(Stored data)
START
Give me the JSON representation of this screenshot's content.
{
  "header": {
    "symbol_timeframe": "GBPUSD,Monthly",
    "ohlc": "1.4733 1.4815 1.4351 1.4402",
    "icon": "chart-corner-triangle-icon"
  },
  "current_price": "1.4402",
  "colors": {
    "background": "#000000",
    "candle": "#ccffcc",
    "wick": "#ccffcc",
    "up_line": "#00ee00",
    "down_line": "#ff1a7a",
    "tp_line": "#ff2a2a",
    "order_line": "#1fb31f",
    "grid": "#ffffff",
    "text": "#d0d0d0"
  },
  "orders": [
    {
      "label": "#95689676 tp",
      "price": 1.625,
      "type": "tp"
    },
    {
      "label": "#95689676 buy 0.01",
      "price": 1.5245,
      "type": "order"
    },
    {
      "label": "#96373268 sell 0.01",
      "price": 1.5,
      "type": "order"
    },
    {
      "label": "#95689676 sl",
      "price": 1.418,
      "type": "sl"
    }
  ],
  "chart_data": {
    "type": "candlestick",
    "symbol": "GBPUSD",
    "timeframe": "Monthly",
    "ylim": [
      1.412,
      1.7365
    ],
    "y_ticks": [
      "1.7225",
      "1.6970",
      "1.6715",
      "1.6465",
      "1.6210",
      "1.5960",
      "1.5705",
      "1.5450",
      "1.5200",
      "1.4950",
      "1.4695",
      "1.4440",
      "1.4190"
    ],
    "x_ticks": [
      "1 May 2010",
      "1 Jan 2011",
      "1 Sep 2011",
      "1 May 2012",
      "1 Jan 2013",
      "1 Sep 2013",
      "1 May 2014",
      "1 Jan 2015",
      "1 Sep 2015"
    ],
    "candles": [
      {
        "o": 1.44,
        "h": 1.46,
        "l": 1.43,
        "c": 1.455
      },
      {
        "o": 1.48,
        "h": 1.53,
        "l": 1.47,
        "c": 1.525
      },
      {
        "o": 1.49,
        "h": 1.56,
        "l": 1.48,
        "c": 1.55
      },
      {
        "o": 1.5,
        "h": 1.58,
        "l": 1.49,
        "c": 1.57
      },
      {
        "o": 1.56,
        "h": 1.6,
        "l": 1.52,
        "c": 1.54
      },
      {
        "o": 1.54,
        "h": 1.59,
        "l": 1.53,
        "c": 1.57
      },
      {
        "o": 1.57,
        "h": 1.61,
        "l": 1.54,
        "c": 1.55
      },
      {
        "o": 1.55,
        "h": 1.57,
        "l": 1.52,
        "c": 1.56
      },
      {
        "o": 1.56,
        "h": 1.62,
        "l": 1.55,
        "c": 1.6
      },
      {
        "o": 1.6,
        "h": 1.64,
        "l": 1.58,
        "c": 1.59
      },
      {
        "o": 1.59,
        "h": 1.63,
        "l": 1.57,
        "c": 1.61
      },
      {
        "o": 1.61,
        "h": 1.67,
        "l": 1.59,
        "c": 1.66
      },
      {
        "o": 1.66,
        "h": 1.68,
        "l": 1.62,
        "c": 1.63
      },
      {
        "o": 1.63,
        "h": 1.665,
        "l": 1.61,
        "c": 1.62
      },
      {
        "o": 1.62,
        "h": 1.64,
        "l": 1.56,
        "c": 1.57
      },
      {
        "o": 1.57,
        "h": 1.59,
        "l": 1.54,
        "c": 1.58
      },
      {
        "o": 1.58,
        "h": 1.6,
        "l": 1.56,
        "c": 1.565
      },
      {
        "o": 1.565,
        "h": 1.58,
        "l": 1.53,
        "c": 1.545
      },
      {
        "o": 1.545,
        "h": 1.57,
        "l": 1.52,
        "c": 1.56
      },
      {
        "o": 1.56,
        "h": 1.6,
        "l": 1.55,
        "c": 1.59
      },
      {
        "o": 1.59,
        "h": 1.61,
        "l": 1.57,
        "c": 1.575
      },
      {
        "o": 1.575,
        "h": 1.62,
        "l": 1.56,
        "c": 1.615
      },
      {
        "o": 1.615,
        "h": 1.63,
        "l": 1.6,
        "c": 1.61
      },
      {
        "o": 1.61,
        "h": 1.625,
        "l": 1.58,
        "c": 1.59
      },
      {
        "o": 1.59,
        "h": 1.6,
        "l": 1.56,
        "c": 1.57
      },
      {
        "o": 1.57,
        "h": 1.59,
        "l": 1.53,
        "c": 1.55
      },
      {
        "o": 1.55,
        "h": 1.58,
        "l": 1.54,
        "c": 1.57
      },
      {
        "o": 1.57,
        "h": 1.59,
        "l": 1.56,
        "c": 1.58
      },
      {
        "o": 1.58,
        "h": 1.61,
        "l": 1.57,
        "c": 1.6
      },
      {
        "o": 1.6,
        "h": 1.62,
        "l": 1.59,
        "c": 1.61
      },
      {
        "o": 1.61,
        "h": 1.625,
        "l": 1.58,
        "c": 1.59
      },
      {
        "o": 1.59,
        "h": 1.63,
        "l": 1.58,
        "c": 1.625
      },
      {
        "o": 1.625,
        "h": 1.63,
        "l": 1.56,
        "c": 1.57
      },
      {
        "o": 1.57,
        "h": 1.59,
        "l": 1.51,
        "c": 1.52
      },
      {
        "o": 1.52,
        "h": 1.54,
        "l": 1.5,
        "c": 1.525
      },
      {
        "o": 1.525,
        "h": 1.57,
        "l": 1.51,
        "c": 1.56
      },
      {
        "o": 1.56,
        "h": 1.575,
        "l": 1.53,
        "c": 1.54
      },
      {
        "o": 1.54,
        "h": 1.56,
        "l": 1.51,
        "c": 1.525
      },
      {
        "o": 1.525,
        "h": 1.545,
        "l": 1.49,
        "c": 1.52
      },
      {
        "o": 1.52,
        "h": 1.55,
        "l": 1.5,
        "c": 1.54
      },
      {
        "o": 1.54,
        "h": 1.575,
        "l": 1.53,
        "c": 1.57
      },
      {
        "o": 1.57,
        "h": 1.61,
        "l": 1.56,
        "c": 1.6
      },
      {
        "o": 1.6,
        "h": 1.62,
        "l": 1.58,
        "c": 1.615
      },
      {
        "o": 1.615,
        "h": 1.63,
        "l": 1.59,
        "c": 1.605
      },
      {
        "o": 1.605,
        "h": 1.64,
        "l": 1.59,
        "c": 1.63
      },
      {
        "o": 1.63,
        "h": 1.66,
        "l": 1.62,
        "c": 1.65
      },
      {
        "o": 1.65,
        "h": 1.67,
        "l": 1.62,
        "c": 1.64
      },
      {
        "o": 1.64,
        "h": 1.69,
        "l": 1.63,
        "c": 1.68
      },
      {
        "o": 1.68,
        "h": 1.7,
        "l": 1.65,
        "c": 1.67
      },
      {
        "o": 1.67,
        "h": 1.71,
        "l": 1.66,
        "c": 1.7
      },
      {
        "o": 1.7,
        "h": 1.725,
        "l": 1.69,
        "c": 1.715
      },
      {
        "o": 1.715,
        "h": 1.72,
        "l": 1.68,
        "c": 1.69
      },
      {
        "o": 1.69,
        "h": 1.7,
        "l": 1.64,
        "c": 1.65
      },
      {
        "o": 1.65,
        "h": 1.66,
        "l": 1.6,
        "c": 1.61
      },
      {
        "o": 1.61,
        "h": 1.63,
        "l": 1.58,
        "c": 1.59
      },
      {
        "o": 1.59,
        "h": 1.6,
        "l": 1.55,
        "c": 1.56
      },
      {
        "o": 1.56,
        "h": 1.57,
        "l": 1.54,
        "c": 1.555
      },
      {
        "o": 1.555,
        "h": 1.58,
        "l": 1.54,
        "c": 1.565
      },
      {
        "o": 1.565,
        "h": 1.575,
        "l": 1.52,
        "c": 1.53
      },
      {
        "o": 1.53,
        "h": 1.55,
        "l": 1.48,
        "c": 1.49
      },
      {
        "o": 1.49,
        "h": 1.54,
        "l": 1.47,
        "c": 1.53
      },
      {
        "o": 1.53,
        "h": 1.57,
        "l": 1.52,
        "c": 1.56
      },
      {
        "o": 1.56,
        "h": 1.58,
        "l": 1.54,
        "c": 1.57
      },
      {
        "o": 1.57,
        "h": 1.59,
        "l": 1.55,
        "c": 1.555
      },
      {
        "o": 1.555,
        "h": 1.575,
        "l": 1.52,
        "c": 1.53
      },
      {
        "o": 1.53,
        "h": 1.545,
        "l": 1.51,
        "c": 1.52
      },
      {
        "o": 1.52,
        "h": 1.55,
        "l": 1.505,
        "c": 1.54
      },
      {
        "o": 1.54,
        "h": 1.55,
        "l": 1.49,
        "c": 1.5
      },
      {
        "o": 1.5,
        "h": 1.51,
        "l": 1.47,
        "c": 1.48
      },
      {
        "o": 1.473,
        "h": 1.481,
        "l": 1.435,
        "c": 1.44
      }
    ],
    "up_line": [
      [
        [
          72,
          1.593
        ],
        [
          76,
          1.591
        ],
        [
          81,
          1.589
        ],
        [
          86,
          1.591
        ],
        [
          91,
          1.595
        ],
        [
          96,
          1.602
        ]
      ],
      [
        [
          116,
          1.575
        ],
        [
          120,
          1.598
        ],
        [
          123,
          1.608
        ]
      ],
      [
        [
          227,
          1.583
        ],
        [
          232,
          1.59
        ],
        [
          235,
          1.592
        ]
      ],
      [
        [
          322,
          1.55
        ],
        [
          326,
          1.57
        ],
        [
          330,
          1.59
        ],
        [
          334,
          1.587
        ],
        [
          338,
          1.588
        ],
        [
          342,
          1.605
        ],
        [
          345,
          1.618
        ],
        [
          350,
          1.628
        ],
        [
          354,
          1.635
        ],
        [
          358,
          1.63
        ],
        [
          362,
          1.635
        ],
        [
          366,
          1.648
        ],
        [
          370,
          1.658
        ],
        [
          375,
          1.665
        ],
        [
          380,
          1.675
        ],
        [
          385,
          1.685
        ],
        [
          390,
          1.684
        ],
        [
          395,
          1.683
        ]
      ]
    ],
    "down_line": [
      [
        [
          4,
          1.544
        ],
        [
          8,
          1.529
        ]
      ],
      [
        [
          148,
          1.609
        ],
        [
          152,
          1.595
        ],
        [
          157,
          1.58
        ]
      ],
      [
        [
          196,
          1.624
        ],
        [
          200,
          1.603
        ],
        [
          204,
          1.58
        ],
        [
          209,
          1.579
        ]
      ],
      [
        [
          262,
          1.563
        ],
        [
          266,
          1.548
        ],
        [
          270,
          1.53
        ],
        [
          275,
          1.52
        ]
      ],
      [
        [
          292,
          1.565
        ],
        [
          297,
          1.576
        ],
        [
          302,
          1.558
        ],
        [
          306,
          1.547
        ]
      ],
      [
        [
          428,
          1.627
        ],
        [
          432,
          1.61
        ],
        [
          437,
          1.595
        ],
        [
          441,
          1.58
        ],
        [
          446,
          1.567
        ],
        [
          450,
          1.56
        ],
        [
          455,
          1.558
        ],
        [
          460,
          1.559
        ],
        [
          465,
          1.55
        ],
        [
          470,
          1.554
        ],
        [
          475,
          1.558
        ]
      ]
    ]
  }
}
END
* _Exercise_: Copy every line of the listing where the word "label" appears.

* _Reply_:
      "label": "#95689676 tp",
      "label": "#95689676 buy 0.01",
      "label": "#96373268 sell 0.01",
      "label": "#95689676 sl",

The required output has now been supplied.